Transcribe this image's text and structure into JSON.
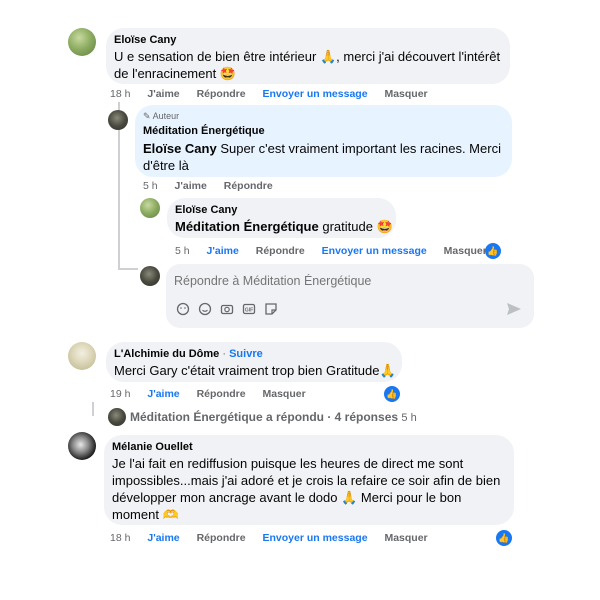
{
  "comments": [
    {
      "author": "Eloïse Cany",
      "text_line1": "U e sensation de bien être intérieur 🙏, merci j'ai découvert l'intérêt",
      "text_line2": "de l'enracinement 🤩",
      "time": "18 h",
      "actions": [
        "J'aime",
        "Répondre",
        "Envoyer un message",
        "Masquer"
      ]
    },
    {
      "badge": "Auteur",
      "author": "Méditation Énergétique",
      "mention": "Eloïse Cany",
      "text_line1_rest": " Super c'est vraiment important les racines. Merci",
      "text_line2": "d'être là",
      "time": "5 h",
      "actions": [
        "J'aime",
        "Répondre"
      ]
    },
    {
      "author": "Eloïse Cany",
      "mention": "Méditation Énergétique",
      "text_rest": " gratitude 🤩",
      "time": "5 h",
      "actions": [
        "J'aime",
        "Répondre",
        "Envoyer un message",
        "Masquer"
      ]
    },
    {
      "author": "L'Alchimie du Dôme",
      "follow": "Suivre",
      "text": "Merci Gary c'était vraiment trop bien Gratitude🙏",
      "time": "19 h",
      "actions": [
        "J'aime",
        "Répondre",
        "Masquer"
      ]
    },
    {
      "author": "Mélanie Ouellet",
      "lines": [
        "Je l'ai fait en rediffusion puisque les heures de direct me sont",
        "impossibles...mais j'ai adoré et je crois la refaire ce soir afin de bien",
        "développer mon ancrage avant le dodo 🙏 Merci pour le bon",
        "moment 🫶"
      ],
      "time": "18 h",
      "actions": [
        "J'aime",
        "Répondre",
        "Envoyer un message",
        "Masquer"
      ]
    }
  ],
  "reply_box": {
    "placeholder": "Répondre à Méditation Énergétique"
  },
  "replies_summary": {
    "text": "Méditation Énergétique a répondu · 4 réponses",
    "time": "5 h"
  },
  "colors": {
    "accent": "#1877f2",
    "bubble": "#f0f2f5",
    "author_bubble": "#e7f3ff",
    "secondary_text": "#65676b"
  },
  "icons": [
    "pencil-icon",
    "like-icon",
    "avatar-sticker-icon",
    "emoji-icon",
    "camera-icon",
    "gif-icon",
    "sticker-icon",
    "send-icon"
  ]
}
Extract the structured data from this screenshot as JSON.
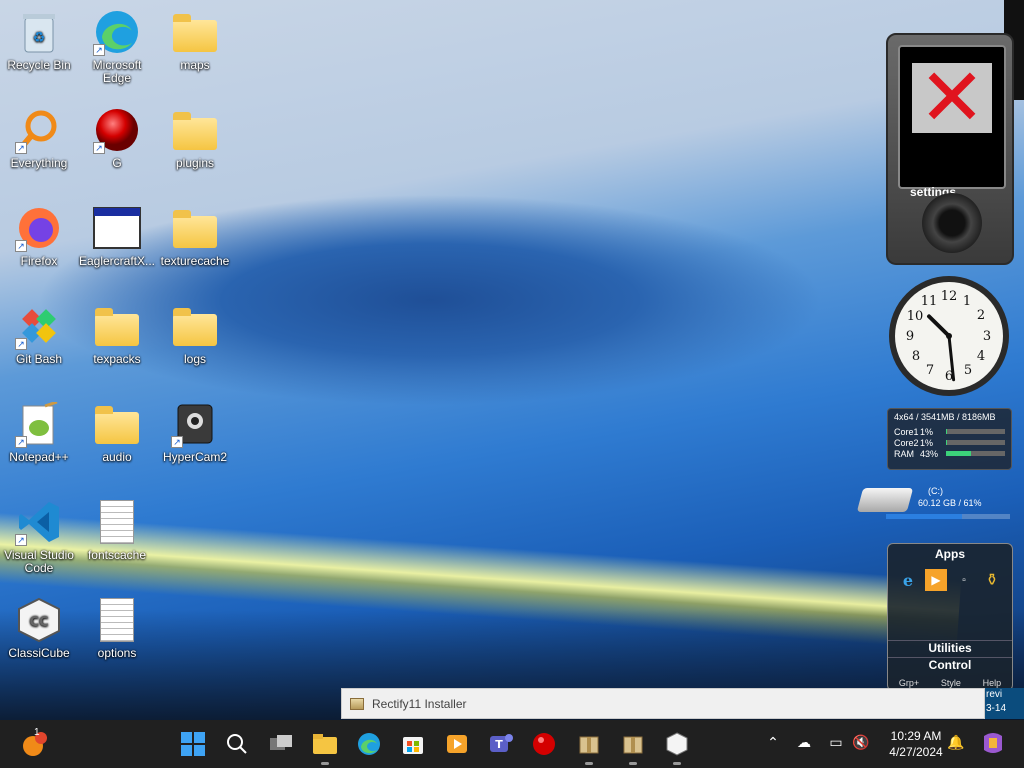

**WRITTEN INSTRUCTION**.
In the entries above, identify every line with the string "vraiment".

**ANSWER BELOW**.
      "text_line1_rest": " Super c'est vraiment important les racines. Merci",
      "text": "Merci Gary c'était vraiment trop bien Gratitude🙏",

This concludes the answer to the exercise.